--- SOURCE MATERIAL ---
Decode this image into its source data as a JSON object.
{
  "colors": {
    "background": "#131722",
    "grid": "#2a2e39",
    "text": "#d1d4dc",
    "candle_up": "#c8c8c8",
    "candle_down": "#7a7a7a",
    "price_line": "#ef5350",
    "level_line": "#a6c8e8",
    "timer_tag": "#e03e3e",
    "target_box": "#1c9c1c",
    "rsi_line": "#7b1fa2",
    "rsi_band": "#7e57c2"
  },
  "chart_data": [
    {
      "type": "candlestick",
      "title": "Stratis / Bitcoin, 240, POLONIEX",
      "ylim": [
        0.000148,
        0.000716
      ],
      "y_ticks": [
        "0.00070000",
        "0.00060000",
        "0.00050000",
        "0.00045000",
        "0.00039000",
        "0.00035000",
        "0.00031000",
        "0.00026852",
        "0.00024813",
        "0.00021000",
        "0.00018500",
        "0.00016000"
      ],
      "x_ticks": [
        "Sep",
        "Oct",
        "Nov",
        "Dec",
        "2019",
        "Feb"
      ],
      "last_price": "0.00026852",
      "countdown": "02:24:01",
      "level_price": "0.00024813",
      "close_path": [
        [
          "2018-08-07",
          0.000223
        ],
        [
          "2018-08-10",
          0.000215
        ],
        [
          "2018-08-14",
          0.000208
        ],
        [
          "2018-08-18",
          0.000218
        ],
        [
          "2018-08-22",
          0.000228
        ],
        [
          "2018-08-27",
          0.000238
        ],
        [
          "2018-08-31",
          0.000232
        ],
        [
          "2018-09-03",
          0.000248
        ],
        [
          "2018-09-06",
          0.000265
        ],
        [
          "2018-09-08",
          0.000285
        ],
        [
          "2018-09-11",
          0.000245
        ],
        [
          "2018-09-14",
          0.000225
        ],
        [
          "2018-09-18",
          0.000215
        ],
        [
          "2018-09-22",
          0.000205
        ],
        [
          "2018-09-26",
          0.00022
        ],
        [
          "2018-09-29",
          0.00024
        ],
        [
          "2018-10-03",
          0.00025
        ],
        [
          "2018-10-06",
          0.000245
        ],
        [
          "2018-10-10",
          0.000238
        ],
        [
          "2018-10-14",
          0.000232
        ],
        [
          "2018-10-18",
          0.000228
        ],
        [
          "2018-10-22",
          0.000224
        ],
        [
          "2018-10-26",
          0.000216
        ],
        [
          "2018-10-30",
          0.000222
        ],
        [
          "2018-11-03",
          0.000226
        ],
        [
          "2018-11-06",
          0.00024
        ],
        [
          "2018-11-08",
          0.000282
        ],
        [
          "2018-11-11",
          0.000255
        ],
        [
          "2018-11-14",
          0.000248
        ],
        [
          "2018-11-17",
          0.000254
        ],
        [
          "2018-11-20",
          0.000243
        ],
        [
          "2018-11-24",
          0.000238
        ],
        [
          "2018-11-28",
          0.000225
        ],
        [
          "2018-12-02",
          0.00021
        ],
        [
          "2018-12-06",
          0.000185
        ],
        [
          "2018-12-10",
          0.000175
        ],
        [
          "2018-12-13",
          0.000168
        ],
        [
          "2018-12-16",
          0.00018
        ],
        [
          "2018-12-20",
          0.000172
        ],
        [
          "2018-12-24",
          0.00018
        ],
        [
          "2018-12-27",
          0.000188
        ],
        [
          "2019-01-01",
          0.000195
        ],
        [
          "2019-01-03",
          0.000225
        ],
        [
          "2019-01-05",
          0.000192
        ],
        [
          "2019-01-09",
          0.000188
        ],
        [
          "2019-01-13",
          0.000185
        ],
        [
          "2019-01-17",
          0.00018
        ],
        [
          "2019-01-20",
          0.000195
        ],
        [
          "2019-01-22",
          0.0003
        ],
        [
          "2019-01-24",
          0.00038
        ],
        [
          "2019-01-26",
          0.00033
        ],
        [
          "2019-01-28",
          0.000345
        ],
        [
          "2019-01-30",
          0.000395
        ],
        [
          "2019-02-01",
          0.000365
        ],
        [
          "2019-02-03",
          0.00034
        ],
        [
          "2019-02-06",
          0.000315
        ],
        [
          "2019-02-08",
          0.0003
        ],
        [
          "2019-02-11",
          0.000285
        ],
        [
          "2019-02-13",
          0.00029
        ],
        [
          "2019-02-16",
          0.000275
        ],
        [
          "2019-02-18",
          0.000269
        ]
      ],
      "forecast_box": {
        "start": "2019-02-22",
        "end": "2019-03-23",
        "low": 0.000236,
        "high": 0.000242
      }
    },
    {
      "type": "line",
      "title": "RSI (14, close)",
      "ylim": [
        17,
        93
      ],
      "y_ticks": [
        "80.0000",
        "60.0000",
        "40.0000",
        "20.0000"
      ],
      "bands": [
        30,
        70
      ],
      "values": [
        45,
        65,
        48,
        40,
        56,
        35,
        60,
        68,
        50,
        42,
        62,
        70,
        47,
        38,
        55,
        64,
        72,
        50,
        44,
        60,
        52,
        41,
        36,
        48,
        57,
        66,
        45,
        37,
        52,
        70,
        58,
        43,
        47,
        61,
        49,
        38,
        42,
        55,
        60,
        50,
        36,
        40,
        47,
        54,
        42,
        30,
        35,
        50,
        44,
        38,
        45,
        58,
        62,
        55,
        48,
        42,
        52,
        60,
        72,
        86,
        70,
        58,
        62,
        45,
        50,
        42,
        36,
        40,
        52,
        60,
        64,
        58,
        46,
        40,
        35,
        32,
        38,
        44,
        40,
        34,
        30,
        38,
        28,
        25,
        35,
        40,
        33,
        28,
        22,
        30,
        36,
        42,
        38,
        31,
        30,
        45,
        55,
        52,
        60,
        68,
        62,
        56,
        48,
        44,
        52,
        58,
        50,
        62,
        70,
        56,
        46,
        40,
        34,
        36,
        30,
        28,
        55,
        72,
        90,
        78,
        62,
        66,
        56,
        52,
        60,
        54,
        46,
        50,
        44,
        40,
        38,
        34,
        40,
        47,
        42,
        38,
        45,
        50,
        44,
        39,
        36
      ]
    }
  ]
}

--- EXERCISE TASK ---
Quote all the records. Keep every word exact.

--- ANSWER IN FULL ---
Decode this image into its source data as a JSON object.
{
  "colors": {
    "background": "#131722",
    "grid": "#2a2e39",
    "text": "#d1d4dc",
    "candle_up": "#c8c8c8",
    "candle_down": "#7a7a7a",
    "price_line": "#ef5350",
    "level_line": "#a6c8e8",
    "timer_tag": "#e03e3e",
    "target_box": "#1c9c1c",
    "rsi_line": "#7b1fa2",
    "rsi_band": "#7e57c2"
  },
  "chart_data": [
    {
      "type": "candlestick",
      "title": "Stratis / Bitcoin, 240, POLONIEX",
      "ylim": [
        0.000148,
        0.000716
      ],
      "y_ticks": [
        "0.00070000",
        "0.00060000",
        "0.00050000",
        "0.00045000",
        "0.00039000",
        "0.00035000",
        "0.00031000",
        "0.00026852",
        "0.00024813",
        "0.00021000",
        "0.00018500",
        "0.00016000"
      ],
      "x_ticks": [
        "Sep",
        "Oct",
        "Nov",
        "Dec",
        "2019",
        "Feb"
      ],
      "last_price": "0.00026852",
      "countdown": "02:24:01",
      "level_price": "0.00024813",
      "close_path": [
        [
          "2018-08-07",
          0.000223
        ],
        [
          "2018-08-10",
          0.000215
        ],
        [
          "2018-08-14",
          0.000208
        ],
        [
          "2018-08-18",
          0.000218
        ],
        [
          "2018-08-22",
          0.000228
        ],
        [
          "2018-08-27",
          0.000238
        ],
        [
          "2018-08-31",
          0.000232
        ],
        [
          "2018-09-03",
          0.000248
        ],
        [
          "2018-09-06",
          0.000265
        ],
        [
          "2018-09-08",
          0.000285
        ],
        [
          "2018-09-11",
          0.000245
        ],
        [
          "2018-09-14",
          0.000225
        ],
        [
          "2018-09-18",
          0.000215
        ],
        [
          "2018-09-22",
          0.000205
        ],
        [
          "2018-09-26",
          0.00022
        ],
        [
          "2018-09-29",
          0.00024
        ],
        [
          "2018-10-03",
          0.00025
        ],
        [
          "2018-10-06",
          0.000245
        ],
        [
          "2018-10-10",
          0.000238
        ],
        [
          "2018-10-14",
          0.000232
        ],
        [
          "2018-10-18",
          0.000228
        ],
        [
          "2018-10-22",
          0.000224
        ],
        [
          "2018-10-26",
          0.000216
        ],
        [
          "2018-10-30",
          0.000222
        ],
        [
          "2018-11-03",
          0.000226
        ],
        [
          "2018-11-06",
          0.00024
        ],
        [
          "2018-11-08",
          0.000282
        ],
        [
          "2018-11-11",
          0.000255
        ],
        [
          "2018-11-14",
          0.000248
        ],
        [
          "2018-11-17",
          0.000254
        ],
        [
          "2018-11-20",
          0.000243
        ],
        [
          "2018-11-24",
          0.000238
        ],
        [
          "2018-11-28",
          0.000225
        ],
        [
          "2018-12-02",
          0.00021
        ],
        [
          "2018-12-06",
          0.000185
        ],
        [
          "2018-12-10",
          0.000175
        ],
        [
          "2018-12-13",
          0.000168
        ],
        [
          "2018-12-16",
          0.00018
        ],
        [
          "2018-12-20",
          0.000172
        ],
        [
          "2018-12-24",
          0.00018
        ],
        [
          "2018-12-27",
          0.000188
        ],
        [
          "2019-01-01",
          0.000195
        ],
        [
          "2019-01-03",
          0.000225
        ],
        [
          "2019-01-05",
          0.000192
        ],
        [
          "2019-01-09",
          0.000188
        ],
        [
          "2019-01-13",
          0.000185
        ],
        [
          "2019-01-17",
          0.00018
        ],
        [
          "2019-01-20",
          0.000195
        ],
        [
          "2019-01-22",
          0.0003
        ],
        [
          "2019-01-24",
          0.00038
        ],
        [
          "2019-01-26",
          0.00033
        ],
        [
          "2019-01-28",
          0.000345
        ],
        [
          "2019-01-30",
          0.000395
        ],
        [
          "2019-02-01",
          0.000365
        ],
        [
          "2019-02-03",
          0.00034
        ],
        [
          "2019-02-06",
          0.000315
        ],
        [
          "2019-02-08",
          0.0003
        ],
        [
          "2019-02-11",
          0.000285
        ],
        [
          "2019-02-13",
          0.00029
        ],
        [
          "2019-02-16",
          0.000275
        ],
        [
          "2019-02-18",
          0.000269
        ]
      ],
      "forecast_box": {
        "start": "2019-02-22",
        "end": "2019-03-23",
        "low": 0.000236,
        "high": 0.000242
      }
    },
    {
      "type": "line",
      "title": "RSI (14, close)",
      "ylim": [
        17,
        93
      ],
      "y_ticks": [
        "80.0000",
        "60.0000",
        "40.0000",
        "20.0000"
      ],
      "bands": [
        30,
        70
      ],
      "values": [
        45,
        65,
        48,
        40,
        56,
        35,
        60,
        68,
        50,
        42,
        62,
        70,
        47,
        38,
        55,
        64,
        72,
        50,
        44,
        60,
        52,
        41,
        36,
        48,
        57,
        66,
        45,
        37,
        52,
        70,
        58,
        43,
        47,
        61,
        49,
        38,
        42,
        55,
        60,
        50,
        36,
        40,
        47,
        54,
        42,
        30,
        35,
        50,
        44,
        38,
        45,
        58,
        62,
        55,
        48,
        42,
        52,
        60,
        72,
        86,
        70,
        58,
        62,
        45,
        50,
        42,
        36,
        40,
        52,
        60,
        64,
        58,
        46,
        40,
        35,
        32,
        38,
        44,
        40,
        34,
        30,
        38,
        28,
        25,
        35,
        40,
        33,
        28,
        22,
        30,
        36,
        42,
        38,
        31,
        30,
        45,
        55,
        52,
        60,
        68,
        62,
        56,
        48,
        44,
        52,
        58,
        50,
        62,
        70,
        56,
        46,
        40,
        34,
        36,
        30,
        28,
        55,
        72,
        90,
        78,
        62,
        66,
        56,
        52,
        60,
        54,
        46,
        50,
        44,
        40,
        38,
        34,
        40,
        47,
        42,
        38,
        45,
        50,
        44,
        39,
        36
      ]
    }
  ]
}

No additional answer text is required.